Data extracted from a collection
↓
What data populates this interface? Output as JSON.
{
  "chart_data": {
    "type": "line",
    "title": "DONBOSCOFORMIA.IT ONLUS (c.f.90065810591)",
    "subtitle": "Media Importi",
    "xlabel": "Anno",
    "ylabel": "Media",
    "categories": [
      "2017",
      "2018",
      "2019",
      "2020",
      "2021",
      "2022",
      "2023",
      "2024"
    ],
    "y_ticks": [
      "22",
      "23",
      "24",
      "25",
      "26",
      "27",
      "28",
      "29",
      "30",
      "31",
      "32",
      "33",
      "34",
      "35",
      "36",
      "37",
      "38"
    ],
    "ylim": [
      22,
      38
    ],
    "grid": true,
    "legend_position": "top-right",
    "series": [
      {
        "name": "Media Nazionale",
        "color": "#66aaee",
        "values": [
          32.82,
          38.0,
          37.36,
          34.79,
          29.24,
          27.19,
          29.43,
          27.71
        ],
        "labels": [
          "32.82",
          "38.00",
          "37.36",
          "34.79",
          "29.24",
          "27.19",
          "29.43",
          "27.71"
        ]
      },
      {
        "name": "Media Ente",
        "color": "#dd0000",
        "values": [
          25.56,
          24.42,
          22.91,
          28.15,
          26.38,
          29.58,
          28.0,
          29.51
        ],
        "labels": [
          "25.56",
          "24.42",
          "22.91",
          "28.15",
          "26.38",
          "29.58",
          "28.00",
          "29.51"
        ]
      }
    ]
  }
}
↑
Objective => Reproduce the listing shown above in its entirety, exactly.

Reply to the task =>
What data populates this interface? Output as JSON.
{
  "chart_data": {
    "type": "line",
    "title": "DONBOSCOFORMIA.IT ONLUS (c.f.90065810591)",
    "subtitle": "Media Importi",
    "xlabel": "Anno",
    "ylabel": "Media",
    "categories": [
      "2017",
      "2018",
      "2019",
      "2020",
      "2021",
      "2022",
      "2023",
      "2024"
    ],
    "y_ticks": [
      "22",
      "23",
      "24",
      "25",
      "26",
      "27",
      "28",
      "29",
      "30",
      "31",
      "32",
      "33",
      "34",
      "35",
      "36",
      "37",
      "38"
    ],
    "ylim": [
      22,
      38
    ],
    "grid": true,
    "legend_position": "top-right",
    "series": [
      {
        "name": "Media Nazionale",
        "color": "#66aaee",
        "values": [
          32.82,
          38.0,
          37.36,
          34.79,
          29.24,
          27.19,
          29.43,
          27.71
        ],
        "labels": [
          "32.82",
          "38.00",
          "37.36",
          "34.79",
          "29.24",
          "27.19",
          "29.43",
          "27.71"
        ]
      },
      {
        "name": "Media Ente",
        "color": "#dd0000",
        "values": [
          25.56,
          24.42,
          22.91,
          28.15,
          26.38,
          29.58,
          28.0,
          29.51
        ],
        "labels": [
          "25.56",
          "24.42",
          "22.91",
          "28.15",
          "26.38",
          "29.58",
          "28.00",
          "29.51"
        ]
      }
    ]
  }
}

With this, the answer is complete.